- _Your task_: Report the number of lines that include "številka", with no additional text.

- _Record set_:
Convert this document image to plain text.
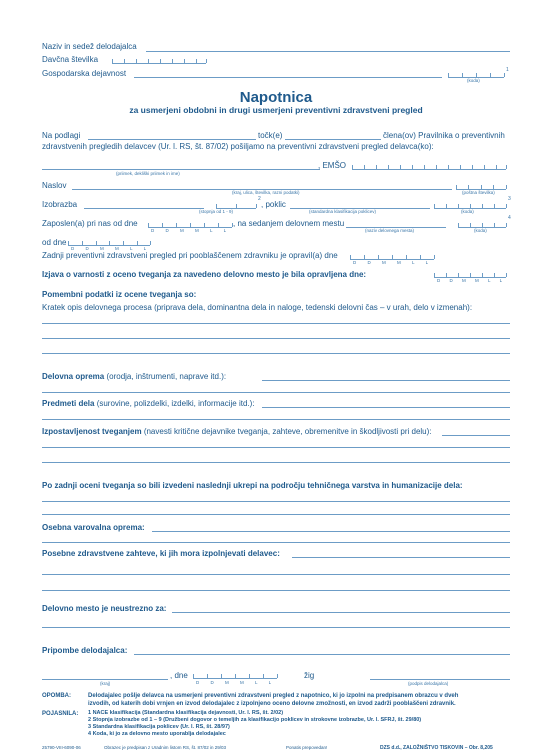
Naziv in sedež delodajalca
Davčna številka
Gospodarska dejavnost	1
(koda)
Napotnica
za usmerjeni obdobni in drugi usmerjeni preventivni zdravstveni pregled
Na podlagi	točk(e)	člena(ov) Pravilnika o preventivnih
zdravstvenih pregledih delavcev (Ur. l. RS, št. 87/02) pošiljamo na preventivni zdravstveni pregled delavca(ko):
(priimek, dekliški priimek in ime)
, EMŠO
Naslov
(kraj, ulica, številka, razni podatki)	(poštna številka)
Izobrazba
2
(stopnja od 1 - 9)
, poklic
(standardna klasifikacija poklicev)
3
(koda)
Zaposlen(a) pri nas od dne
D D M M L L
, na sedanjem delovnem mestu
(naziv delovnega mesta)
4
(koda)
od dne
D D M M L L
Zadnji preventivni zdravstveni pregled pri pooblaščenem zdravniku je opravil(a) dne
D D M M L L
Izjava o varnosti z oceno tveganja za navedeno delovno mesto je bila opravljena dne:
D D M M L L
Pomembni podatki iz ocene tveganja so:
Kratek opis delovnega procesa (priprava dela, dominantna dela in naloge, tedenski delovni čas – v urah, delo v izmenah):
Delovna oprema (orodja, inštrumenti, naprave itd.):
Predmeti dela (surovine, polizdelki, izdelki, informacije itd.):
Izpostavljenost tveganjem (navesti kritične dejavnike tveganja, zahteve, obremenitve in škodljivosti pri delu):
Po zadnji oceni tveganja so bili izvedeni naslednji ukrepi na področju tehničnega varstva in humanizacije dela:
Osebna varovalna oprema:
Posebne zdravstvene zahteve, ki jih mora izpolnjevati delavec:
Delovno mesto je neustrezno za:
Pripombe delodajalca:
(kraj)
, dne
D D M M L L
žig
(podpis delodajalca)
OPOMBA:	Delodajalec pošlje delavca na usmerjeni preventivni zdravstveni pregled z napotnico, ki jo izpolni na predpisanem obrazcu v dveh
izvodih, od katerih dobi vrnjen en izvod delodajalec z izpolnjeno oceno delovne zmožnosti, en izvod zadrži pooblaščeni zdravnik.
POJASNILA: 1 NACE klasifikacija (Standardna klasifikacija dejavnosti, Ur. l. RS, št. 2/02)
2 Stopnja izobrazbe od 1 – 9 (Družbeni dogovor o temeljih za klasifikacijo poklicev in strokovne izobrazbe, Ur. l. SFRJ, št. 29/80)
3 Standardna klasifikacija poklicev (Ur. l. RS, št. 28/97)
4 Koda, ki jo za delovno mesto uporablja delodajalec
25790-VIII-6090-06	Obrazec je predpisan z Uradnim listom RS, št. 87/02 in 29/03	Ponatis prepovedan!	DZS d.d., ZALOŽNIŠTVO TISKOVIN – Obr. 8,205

--

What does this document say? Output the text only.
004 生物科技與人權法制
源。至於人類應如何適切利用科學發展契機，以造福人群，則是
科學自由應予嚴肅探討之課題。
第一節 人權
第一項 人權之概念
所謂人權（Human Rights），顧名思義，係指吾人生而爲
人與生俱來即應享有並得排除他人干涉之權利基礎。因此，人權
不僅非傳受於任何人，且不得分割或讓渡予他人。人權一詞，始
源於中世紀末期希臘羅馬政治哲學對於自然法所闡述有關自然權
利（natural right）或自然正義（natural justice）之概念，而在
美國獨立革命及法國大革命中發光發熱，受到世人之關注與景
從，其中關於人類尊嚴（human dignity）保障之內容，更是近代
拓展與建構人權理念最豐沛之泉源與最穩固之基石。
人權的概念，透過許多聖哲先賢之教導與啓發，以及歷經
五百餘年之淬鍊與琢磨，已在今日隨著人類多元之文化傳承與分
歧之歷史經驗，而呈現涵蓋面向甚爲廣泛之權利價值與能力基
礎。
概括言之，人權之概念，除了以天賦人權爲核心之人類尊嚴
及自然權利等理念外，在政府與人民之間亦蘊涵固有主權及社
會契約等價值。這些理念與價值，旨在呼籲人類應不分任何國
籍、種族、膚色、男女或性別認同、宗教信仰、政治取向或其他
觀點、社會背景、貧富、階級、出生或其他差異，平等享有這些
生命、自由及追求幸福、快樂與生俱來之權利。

- _Worked solution_: 2